[Stored entries]
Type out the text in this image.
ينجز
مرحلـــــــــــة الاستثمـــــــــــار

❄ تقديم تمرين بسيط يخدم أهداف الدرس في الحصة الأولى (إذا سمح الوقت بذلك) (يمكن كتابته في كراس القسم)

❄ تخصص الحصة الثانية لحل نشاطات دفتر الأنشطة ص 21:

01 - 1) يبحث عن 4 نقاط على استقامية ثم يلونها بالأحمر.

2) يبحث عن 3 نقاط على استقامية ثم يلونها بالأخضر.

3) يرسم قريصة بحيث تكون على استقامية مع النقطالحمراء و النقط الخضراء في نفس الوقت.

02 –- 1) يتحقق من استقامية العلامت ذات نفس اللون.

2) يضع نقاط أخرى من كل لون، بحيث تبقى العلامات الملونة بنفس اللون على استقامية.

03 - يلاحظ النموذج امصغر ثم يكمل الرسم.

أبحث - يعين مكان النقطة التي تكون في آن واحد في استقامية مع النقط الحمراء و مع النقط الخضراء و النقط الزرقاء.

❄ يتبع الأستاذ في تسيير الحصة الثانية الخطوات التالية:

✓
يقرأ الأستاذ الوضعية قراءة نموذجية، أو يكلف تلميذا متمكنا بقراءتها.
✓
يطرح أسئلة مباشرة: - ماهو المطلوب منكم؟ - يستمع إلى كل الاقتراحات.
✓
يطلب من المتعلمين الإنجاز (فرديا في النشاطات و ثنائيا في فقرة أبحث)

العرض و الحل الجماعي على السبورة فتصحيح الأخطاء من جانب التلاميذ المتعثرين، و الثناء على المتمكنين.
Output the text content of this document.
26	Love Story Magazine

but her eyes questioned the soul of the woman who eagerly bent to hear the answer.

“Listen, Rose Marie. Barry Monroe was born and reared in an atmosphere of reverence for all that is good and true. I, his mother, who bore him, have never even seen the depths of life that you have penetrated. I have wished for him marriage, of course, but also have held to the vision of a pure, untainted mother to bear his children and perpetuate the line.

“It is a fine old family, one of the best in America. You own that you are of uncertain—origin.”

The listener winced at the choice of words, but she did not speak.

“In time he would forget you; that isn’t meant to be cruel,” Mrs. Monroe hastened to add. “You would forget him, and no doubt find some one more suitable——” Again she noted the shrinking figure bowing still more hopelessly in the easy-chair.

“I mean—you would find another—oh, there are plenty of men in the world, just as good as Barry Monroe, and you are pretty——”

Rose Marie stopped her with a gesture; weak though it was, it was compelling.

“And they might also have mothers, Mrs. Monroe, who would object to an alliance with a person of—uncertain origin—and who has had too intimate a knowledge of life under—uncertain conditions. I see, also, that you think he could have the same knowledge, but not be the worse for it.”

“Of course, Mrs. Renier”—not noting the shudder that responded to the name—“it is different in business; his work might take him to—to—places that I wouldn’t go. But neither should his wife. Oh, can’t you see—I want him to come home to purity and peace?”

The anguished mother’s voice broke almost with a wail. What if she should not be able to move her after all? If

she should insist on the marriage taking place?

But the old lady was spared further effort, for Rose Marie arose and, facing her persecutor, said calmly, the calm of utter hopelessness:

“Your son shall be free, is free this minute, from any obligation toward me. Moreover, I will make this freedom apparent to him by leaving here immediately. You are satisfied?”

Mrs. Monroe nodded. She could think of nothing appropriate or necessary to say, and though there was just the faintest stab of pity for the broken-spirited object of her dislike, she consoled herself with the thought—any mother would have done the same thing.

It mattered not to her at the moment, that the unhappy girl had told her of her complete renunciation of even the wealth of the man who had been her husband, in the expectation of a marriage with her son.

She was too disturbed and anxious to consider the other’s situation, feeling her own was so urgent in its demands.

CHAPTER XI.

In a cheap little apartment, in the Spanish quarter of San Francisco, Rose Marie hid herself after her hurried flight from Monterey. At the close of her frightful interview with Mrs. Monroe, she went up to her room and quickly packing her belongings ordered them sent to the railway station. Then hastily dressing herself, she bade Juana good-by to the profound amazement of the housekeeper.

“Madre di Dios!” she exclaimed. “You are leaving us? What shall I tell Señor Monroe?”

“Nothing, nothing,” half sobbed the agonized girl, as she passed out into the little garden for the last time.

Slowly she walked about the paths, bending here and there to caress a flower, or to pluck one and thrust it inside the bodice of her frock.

#### Instructions for the task
Your task is to repeat each line of the material exactly.

#### Answer for this exercise
Type out the text in this image.
ينجز
مرحلـــــــــــة الاستثمـــــــــــار

❄ تقديم تمرين بسيط يخدم أهداف الدرس في الحصة الأولى (إذا سمح الوقت بذلك) (يمكن كتابته في كراس القسم)

❄ تخصص الحصة الثانية لحل نشاطات دفتر الأنشطة ص 21:

01 - 1) يبحث عن 4 نقاط على استقامية ثم يلونها بالأحمر.

2) يبحث عن 3 نقاط على استقامية ثم يلونها بالأخضر.

3) يرسم قريصة بحيث تكون على استقامية مع النقطالحمراء و النقط الخضراء في نفس الوقت.

02 –- 1) يتحقق من استقامية العلامت ذات نفس اللون.

2) يضع نقاط أخرى من كل لون، بحيث تبقى العلامات الملونة بنفس اللون على استقامية.

03 - يلاحظ النموذج امصغر ثم يكمل الرسم.

أبحث - يعين مكان النقطة التي تكون في آن واحد في استقامية مع النقط الحمراء و مع النقط الخضراء و النقط الزرقاء.

❄ يتبع الأستاذ في تسيير الحصة الثانية الخطوات التالية:

✓
يقرأ الأستاذ الوضعية قراءة نموذجية، أو يكلف تلميذا متمكنا بقراءتها.
✓
يطرح أسئلة مباشرة: - ماهو المطلوب منكم؟ - يستمع إلى كل الاقتراحات.
✓
يطلب من المتعلمين الإنجاز (فرديا في النشاطات و ثنائيا في فقرة أبحث)

العرض و الحل الجماعي على السبورة فتصحيح الأخطاء من جانب التلاميذ المتعثرين، و الثناء على المتمكنين.
Output the text content of this document.
26	Love Story Magazine

but her eyes questioned the soul of the woman who eagerly bent to hear the answer.

“Listen, Rose Marie. Barry Monroe was born and reared in an atmosphere of reverence for all that is good and true. I, his mother, who bore him, have never even seen the depths of life that you have penetrated. I have wished for him marriage, of course, but also have held to the vision of a pure, untainted mother to bear his children and perpetuate the line.

“It is a fine old family, one of the best in America. You own that you are of uncertain—origin.”

The listener winced at the choice of words, but she did not speak.

“In time he would forget you; that isn’t meant to be cruel,” Mrs. Monroe hastened to add. “You would forget him, and no doubt find some one more suitable——” Again she noted the shrinking figure bowing still more hopelessly in the easy-chair.

“I mean—you would find another—oh, there are plenty of men in the world, just as good as Barry Monroe, and you are pretty——”

Rose Marie stopped her with a gesture; weak though it was, it was compelling.

“And they might also have mothers, Mrs. Monroe, who would object to an alliance with a person of—uncertain origin—and who has had too intimate a knowledge of life under—uncertain conditions. I see, also, that you think he could have the same knowledge, but not be the worse for it.”

“Of course, Mrs. Renier”—not noting the shudder that responded to the name—“it is different in business; his work might take him to—to—places that I wouldn’t go. But neither should his wife. Oh, can’t you see—I want him to come home to purity and peace?”

The anguished mother’s voice broke almost with a wail. What if she should not be able to move her after all? If

she should insist on the marriage taking place?

But the old lady was spared further effort, for Rose Marie arose and, facing her persecutor, said calmly, the calm of utter hopelessness:

“Your son shall be free, is free this minute, from any obligation toward me. Moreover, I will make this freedom apparent to him by leaving here immediately. You are satisfied?”

Mrs. Monroe nodded. She could think of nothing appropriate or necessary to say, and though there was just the faintest stab of pity for the broken-spirited object of her dislike, she consoled herself with the thought—any mother would have done the same thing.

It mattered not to her at the moment, that the unhappy girl had told her of her complete renunciation of even the wealth of the man who had been her husband, in the expectation of a marriage with her son.

She was too disturbed and anxious to consider the other’s situation, feeling her own was so urgent in its demands.

CHAPTER XI.

In a cheap little apartment, in the Spanish quarter of San Francisco, Rose Marie hid herself after her hurried flight from Monterey. At the close of her frightful interview with Mrs. Monroe, she went up to her room and quickly packing her belongings ordered them sent to the railway station. Then hastily dressing herself, she bade Juana good-by to the profound amazement of the housekeeper.

“Madre di Dios!” she exclaimed. “You are leaving us? What shall I tell Señor Monroe?”

“Nothing, nothing,” half sobbed the agonized girl, as she passed out into the little garden for the last time.

Slowly she walked about the paths, bending here and there to caress a flower, or to pluck one and thrust it inside the bodice of her frock.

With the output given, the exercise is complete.